■ Exercise aim: Reproduce exactly the lines from the line containing "Transcribe this image's" through the end of the records below, including both ends, and nothing else.

Figure dataset records:
## Begin
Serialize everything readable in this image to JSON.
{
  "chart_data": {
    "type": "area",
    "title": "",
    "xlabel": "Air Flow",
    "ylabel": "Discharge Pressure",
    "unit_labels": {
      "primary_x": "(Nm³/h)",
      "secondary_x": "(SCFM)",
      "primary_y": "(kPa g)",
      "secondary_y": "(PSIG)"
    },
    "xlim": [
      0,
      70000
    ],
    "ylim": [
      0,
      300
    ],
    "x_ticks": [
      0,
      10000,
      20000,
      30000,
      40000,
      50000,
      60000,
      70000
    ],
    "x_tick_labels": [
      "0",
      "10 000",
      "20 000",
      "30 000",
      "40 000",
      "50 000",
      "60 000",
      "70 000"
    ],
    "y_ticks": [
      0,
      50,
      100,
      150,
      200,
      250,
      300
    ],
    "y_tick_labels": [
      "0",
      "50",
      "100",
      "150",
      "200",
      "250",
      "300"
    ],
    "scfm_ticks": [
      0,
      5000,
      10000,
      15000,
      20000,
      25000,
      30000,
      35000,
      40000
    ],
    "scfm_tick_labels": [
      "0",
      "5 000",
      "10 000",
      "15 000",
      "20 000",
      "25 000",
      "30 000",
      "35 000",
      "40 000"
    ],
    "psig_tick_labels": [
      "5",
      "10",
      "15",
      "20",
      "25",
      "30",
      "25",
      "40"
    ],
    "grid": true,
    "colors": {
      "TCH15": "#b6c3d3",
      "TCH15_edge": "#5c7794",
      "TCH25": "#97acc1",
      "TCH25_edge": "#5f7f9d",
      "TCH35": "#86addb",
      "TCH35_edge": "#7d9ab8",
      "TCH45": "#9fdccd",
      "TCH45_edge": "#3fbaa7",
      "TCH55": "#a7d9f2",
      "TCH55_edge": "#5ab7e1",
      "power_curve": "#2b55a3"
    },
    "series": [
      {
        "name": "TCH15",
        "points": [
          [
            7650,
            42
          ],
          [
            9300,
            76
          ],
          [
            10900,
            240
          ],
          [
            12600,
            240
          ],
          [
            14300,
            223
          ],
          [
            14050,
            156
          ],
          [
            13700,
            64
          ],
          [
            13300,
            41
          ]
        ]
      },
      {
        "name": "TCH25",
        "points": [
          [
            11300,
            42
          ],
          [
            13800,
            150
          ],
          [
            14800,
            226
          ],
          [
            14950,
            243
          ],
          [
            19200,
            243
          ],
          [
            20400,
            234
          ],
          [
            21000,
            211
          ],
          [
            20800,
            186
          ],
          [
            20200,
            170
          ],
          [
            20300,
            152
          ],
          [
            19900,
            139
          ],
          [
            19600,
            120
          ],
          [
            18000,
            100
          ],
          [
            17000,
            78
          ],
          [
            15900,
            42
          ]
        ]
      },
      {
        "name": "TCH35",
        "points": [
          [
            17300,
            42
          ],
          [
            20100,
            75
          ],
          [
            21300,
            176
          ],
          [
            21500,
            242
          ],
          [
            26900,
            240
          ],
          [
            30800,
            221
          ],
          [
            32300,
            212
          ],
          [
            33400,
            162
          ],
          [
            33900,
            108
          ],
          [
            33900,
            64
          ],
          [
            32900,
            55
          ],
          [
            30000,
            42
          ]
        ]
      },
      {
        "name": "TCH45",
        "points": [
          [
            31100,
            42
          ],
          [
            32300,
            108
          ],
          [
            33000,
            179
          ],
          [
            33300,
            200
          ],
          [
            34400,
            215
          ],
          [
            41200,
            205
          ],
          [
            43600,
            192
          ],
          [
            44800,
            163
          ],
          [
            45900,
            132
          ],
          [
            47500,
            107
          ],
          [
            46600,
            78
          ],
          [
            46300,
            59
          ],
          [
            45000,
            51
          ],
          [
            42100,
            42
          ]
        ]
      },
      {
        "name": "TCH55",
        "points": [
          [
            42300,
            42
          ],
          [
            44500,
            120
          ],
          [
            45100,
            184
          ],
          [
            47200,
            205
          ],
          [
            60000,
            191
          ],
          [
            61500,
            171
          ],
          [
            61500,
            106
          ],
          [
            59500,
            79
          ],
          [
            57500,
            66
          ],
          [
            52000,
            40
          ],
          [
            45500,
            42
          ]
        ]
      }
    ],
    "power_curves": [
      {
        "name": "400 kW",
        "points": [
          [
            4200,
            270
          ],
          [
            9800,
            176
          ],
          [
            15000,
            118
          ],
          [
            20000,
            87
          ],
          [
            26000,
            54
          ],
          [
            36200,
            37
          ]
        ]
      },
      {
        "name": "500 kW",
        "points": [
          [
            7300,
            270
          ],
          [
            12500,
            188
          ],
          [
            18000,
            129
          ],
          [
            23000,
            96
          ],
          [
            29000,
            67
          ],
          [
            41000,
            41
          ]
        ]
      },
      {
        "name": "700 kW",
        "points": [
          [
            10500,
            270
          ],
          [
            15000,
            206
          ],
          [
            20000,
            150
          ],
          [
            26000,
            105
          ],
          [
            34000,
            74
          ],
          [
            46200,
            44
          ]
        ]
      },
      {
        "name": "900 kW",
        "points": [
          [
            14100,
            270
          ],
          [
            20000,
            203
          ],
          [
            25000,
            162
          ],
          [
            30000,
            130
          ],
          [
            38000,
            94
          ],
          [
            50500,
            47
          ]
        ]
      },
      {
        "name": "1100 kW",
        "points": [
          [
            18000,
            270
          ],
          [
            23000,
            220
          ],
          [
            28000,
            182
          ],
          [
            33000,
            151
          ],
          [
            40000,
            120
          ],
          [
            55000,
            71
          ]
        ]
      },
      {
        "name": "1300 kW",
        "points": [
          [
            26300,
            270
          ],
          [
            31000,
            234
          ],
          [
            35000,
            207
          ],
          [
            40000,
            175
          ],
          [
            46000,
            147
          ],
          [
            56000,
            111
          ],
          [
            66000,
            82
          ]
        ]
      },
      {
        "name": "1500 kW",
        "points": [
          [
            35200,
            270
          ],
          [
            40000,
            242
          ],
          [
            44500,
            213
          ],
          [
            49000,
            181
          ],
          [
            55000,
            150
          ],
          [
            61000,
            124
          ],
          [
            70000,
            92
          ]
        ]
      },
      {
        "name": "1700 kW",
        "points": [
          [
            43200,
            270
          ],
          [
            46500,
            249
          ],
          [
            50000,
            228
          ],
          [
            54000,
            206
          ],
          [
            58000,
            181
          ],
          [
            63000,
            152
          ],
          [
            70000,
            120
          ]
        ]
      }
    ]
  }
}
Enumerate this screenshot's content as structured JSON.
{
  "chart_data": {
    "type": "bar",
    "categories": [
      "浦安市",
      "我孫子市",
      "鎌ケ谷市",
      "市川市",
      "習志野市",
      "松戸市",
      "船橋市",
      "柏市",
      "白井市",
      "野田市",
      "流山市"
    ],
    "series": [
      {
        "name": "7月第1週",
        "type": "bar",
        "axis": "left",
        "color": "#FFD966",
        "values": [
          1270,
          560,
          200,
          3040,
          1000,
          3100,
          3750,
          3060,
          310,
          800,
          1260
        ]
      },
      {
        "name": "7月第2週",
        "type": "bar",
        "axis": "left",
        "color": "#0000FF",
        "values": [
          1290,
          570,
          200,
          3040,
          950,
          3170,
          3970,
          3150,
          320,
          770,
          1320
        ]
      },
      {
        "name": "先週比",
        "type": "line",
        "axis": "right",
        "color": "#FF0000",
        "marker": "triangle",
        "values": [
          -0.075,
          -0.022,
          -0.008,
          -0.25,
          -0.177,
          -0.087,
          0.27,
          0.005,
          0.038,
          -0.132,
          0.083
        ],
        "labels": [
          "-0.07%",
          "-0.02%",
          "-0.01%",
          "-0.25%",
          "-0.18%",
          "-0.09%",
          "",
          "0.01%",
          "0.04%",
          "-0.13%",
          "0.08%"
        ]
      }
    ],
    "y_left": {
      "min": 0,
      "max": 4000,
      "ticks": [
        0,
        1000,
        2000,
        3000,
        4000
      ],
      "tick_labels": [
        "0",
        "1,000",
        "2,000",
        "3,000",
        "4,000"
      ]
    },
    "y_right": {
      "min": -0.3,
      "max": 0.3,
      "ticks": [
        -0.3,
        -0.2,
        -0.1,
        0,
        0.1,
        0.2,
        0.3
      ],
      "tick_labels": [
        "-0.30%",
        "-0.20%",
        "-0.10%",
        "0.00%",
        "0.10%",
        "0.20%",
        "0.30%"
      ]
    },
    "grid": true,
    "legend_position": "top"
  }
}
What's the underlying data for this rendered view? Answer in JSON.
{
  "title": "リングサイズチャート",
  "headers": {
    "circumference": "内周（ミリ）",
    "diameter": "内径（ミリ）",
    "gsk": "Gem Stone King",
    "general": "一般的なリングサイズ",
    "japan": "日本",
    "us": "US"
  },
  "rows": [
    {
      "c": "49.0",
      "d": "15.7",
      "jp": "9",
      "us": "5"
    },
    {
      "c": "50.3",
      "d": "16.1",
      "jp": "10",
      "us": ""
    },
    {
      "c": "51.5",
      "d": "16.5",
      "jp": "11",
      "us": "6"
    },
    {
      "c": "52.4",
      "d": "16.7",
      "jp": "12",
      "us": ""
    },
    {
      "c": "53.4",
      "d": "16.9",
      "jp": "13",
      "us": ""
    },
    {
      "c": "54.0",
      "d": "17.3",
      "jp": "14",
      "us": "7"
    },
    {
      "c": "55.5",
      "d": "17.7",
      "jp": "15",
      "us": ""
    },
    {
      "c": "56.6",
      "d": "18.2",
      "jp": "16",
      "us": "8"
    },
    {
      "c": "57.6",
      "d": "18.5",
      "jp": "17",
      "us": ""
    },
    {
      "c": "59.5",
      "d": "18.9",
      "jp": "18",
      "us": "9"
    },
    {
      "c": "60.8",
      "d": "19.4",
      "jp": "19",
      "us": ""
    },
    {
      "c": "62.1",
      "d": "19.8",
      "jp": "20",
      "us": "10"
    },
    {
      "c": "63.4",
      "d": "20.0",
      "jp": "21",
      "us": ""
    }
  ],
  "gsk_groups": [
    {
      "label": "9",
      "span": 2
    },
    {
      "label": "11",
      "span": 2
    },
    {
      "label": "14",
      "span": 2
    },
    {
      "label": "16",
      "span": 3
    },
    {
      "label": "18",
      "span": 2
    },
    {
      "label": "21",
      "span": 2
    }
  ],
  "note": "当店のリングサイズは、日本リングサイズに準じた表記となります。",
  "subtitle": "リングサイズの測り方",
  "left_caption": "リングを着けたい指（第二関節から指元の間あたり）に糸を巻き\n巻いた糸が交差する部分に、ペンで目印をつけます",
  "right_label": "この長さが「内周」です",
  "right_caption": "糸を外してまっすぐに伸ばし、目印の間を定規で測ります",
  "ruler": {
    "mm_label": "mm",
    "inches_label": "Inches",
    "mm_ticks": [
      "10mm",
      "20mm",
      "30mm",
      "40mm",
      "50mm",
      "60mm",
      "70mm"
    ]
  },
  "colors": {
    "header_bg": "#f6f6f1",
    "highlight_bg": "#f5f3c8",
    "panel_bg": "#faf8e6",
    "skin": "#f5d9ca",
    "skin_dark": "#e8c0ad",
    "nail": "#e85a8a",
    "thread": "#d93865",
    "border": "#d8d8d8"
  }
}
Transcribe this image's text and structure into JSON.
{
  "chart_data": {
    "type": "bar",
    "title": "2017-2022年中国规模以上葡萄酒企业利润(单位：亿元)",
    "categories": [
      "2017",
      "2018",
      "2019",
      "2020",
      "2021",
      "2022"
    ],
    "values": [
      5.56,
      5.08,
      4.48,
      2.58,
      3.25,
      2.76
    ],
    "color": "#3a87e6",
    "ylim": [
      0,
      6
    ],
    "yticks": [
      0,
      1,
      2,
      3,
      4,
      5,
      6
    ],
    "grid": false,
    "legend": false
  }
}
## End
■ Finished exercise:
Transcribe this image's text and structure into JSON.
{
  "chart_data": {
    "type": "bar",
    "title": "2017-2022年中国规模以上葡萄酒企业利润(单位：亿元)",
    "categories": [
      "2017",
      "2018",
      "2019",
      "2020",
      "2021",
      "2022"
    ],
    "values": [
      5.56,
      5.08,
      4.48,
      2.58,
      3.25,
      2.76
    ],
    "color": "#3a87e6",
    "ylim": [
      0,
      6
    ],
    "yticks": [
      0,
      1,
      2,
      3,
      4,
      5,
      6
    ],
    "grid": false,
    "legend": false
  }
}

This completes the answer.